## WORK TO DO
Report every line below that holds the word "image".

## DATASET RECORDS
§

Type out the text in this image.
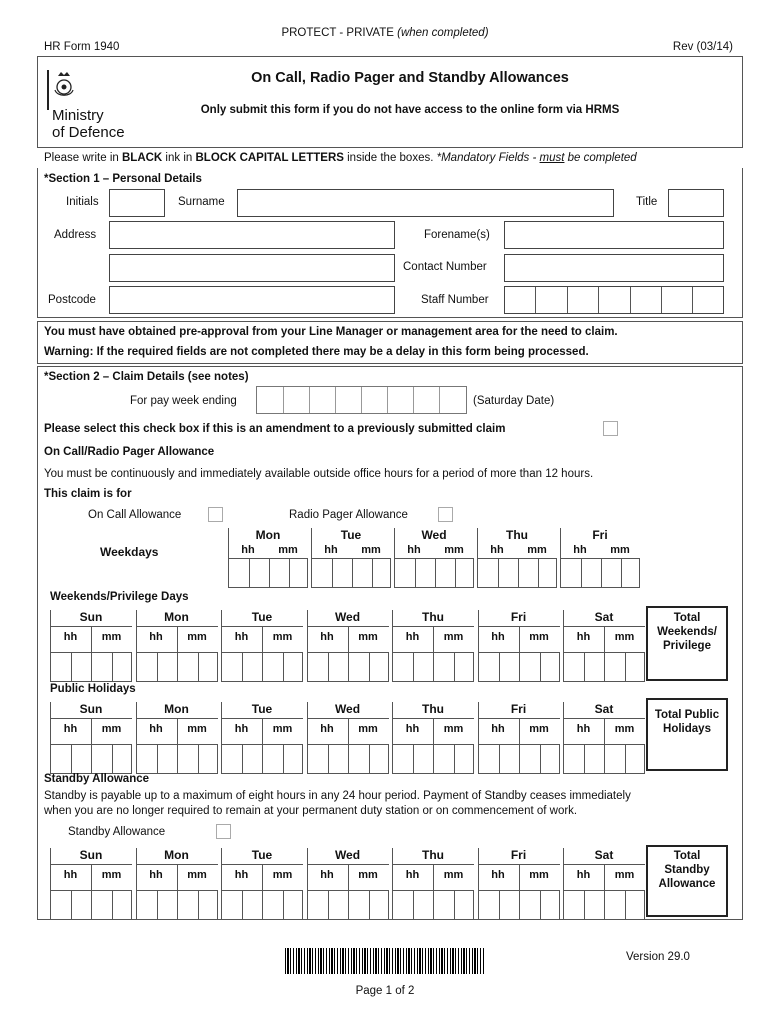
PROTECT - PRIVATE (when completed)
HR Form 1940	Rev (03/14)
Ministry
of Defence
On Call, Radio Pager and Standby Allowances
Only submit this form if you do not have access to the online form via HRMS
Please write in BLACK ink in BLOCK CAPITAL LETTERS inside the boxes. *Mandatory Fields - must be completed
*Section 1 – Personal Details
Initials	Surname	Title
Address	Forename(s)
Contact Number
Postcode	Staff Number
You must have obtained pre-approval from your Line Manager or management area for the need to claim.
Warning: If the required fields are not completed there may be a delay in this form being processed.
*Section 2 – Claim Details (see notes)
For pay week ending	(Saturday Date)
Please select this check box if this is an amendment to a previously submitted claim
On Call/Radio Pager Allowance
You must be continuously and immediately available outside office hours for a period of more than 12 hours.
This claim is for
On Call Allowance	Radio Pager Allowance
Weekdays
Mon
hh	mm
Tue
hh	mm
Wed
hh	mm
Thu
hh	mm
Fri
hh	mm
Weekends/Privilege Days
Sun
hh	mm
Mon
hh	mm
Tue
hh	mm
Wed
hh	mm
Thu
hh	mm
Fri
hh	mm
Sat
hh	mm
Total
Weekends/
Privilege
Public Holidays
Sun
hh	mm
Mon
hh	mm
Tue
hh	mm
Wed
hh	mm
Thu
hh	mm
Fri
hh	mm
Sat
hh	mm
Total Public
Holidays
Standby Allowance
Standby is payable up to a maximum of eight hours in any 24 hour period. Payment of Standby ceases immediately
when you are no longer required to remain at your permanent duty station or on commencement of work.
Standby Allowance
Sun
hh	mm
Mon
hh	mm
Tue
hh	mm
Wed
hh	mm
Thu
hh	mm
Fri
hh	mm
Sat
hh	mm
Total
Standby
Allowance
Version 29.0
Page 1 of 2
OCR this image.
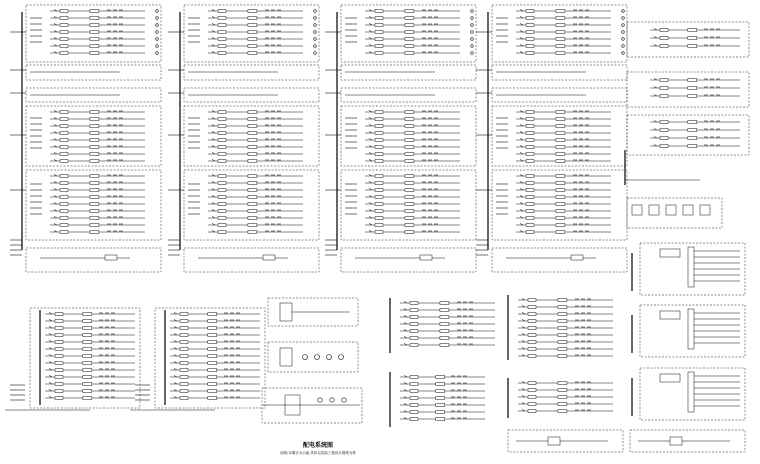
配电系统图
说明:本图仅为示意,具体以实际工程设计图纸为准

§

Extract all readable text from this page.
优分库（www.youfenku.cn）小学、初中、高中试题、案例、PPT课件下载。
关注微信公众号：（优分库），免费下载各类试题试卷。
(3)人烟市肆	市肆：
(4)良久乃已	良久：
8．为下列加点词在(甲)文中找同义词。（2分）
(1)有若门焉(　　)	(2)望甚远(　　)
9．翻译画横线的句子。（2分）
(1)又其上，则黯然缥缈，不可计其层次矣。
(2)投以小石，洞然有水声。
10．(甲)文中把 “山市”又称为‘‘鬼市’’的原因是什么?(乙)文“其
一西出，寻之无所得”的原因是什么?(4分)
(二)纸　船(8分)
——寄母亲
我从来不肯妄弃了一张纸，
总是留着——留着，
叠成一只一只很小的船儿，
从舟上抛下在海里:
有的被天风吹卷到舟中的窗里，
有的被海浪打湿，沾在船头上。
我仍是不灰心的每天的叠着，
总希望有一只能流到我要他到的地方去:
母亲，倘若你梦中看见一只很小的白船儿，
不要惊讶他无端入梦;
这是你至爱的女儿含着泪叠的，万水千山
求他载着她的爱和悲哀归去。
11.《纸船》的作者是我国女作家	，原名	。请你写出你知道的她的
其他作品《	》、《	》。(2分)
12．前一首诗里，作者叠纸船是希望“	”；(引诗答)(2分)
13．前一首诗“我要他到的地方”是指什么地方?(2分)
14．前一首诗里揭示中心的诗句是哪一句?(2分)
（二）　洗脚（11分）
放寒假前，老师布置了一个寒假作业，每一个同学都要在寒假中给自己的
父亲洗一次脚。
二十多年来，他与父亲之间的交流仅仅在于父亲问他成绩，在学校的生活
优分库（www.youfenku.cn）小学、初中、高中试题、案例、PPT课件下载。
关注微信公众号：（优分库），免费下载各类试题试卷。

§

## FINISHED TASK
Type out the text in this image.
OCR this image.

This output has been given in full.